▶ What you need to do
Your task is to filter the data below down to the lines holding "right".

▶ Source data
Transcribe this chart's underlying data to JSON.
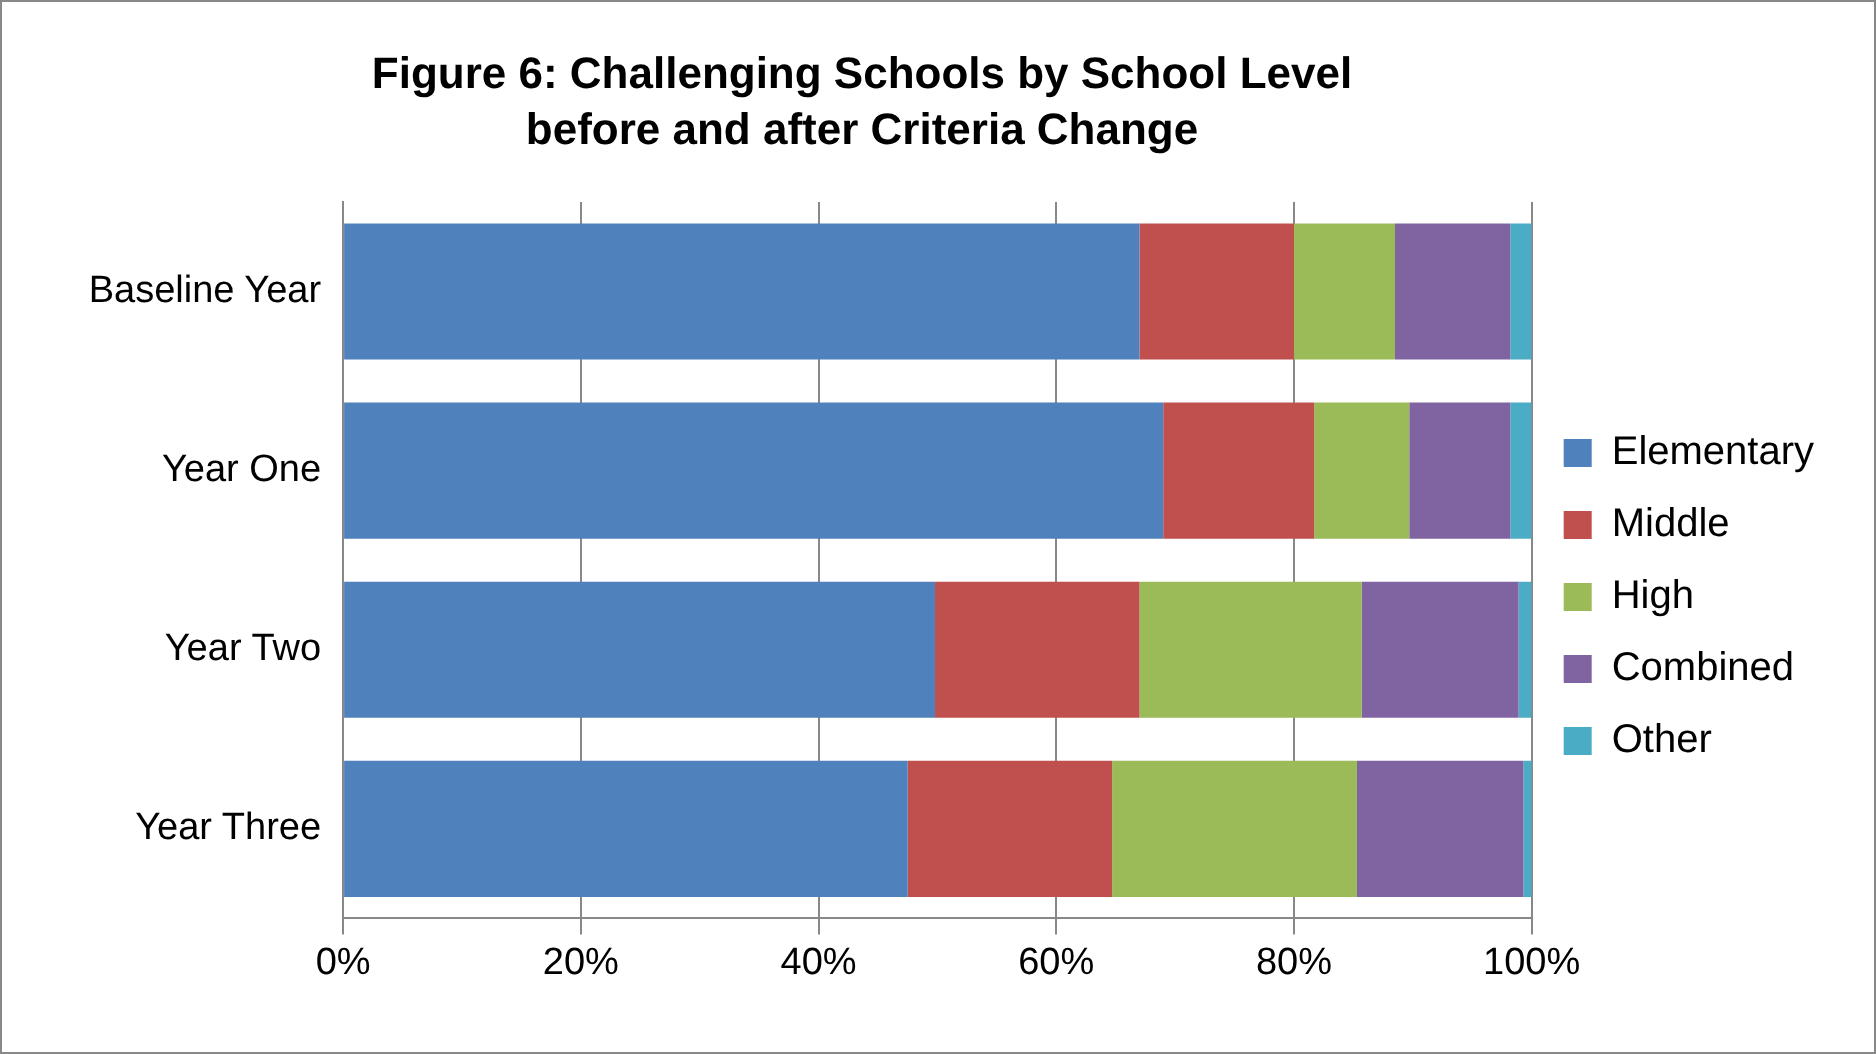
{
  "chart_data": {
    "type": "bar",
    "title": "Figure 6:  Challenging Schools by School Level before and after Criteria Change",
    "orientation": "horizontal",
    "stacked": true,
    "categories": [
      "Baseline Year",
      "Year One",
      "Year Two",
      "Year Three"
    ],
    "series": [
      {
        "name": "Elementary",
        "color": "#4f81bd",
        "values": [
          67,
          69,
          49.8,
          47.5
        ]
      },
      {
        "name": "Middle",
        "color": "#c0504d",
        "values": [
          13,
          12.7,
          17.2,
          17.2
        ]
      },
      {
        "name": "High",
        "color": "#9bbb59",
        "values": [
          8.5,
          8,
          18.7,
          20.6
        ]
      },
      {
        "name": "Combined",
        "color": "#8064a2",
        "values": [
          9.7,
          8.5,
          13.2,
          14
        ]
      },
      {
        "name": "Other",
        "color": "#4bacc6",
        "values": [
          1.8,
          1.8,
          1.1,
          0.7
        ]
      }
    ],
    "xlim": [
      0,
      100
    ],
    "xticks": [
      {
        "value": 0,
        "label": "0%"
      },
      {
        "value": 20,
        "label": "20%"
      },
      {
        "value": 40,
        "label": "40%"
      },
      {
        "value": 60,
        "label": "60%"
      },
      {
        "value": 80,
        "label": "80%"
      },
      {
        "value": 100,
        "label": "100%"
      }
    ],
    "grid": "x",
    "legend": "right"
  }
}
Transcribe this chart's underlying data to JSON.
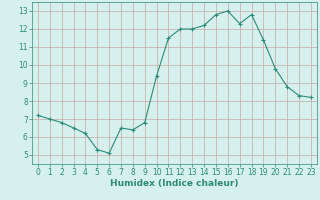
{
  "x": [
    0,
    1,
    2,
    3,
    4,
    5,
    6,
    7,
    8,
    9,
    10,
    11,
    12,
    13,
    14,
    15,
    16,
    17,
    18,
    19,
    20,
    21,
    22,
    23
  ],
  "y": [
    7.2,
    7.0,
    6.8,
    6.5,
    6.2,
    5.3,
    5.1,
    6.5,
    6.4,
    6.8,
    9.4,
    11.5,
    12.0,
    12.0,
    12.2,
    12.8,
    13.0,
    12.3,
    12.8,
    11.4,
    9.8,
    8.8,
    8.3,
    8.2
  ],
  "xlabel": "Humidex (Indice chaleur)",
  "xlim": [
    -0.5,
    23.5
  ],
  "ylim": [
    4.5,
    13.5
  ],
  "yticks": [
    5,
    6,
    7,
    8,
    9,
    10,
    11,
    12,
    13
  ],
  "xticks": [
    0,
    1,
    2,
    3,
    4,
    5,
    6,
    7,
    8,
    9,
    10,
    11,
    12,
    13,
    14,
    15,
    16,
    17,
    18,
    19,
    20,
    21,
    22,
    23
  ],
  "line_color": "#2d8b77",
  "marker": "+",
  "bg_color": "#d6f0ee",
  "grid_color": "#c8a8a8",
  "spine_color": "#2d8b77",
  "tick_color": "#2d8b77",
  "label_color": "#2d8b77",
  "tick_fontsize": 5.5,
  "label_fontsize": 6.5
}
...
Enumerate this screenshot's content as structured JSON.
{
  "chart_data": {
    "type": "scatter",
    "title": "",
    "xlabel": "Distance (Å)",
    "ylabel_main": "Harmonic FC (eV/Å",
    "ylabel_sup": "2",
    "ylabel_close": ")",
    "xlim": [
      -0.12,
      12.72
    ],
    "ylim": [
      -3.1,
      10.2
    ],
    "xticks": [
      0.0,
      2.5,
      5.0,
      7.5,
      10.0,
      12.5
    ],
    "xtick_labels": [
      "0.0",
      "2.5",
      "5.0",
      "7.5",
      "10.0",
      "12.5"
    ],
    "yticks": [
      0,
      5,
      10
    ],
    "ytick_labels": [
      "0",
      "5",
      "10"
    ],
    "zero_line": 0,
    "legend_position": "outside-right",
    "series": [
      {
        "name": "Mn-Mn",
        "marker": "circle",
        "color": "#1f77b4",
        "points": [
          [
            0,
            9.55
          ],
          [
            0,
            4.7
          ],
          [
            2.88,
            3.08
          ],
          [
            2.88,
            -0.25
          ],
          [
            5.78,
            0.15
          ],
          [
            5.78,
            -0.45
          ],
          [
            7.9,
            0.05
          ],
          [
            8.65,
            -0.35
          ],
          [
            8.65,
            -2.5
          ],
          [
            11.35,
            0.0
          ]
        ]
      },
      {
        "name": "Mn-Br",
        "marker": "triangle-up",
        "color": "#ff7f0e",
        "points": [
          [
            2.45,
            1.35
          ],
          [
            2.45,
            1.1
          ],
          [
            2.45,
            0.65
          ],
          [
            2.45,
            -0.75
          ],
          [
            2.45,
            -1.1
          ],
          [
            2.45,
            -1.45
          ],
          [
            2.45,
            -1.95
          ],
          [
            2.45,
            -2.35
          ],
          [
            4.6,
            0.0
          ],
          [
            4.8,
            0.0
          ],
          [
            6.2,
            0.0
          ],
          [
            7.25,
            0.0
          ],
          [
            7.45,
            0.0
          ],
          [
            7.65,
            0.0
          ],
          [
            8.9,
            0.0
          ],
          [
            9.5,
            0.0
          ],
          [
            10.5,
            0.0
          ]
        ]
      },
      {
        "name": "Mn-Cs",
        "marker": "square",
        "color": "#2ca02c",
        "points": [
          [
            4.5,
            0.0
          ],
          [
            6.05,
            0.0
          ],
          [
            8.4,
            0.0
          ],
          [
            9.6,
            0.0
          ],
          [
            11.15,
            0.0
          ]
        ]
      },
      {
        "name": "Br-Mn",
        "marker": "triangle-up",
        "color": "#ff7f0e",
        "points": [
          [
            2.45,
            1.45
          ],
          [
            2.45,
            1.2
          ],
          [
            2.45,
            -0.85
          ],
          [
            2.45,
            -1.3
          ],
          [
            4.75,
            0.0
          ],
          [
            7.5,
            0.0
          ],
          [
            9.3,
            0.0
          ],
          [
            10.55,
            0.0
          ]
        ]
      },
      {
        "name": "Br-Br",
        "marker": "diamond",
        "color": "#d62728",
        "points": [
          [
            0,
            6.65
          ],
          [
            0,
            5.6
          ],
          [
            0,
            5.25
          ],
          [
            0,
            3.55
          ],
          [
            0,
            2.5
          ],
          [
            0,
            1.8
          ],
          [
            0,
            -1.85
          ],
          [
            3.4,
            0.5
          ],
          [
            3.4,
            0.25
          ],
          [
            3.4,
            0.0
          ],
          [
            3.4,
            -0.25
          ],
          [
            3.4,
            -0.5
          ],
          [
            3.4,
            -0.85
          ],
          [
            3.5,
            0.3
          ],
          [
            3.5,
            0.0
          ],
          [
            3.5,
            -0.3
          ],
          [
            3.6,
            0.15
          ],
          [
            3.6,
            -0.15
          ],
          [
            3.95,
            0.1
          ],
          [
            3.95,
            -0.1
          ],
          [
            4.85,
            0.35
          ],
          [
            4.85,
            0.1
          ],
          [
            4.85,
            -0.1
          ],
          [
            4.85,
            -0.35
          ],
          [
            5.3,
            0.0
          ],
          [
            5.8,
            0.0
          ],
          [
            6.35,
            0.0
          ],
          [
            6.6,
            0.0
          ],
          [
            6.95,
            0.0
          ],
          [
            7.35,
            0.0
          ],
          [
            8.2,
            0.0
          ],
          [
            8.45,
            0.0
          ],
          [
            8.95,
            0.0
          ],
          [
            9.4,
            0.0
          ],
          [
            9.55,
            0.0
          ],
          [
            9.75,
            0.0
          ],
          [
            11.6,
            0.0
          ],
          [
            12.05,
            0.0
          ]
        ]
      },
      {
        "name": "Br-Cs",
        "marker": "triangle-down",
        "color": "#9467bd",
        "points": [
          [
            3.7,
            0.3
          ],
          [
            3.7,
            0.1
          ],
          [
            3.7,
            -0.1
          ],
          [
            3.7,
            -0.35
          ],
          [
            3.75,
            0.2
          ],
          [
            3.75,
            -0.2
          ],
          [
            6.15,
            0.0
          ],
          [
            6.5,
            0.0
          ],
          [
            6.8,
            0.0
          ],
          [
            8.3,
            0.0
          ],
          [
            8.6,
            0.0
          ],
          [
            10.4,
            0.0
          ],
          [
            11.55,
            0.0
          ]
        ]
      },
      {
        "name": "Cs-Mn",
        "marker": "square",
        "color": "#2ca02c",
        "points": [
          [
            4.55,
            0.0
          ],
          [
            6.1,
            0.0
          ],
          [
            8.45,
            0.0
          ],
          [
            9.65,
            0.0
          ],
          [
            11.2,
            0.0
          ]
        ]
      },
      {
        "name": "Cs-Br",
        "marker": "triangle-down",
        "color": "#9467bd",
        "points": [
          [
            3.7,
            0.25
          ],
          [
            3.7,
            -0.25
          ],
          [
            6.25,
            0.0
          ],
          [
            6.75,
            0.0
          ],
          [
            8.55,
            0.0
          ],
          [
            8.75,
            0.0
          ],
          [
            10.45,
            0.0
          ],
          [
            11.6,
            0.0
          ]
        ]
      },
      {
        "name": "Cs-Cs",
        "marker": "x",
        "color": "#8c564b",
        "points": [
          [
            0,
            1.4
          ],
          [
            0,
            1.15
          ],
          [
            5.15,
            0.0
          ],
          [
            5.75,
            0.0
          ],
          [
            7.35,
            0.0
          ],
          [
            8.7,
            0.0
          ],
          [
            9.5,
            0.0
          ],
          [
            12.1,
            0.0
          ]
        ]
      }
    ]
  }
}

▶ The response
    "legend": "right"
    "legend_position": "outside-right",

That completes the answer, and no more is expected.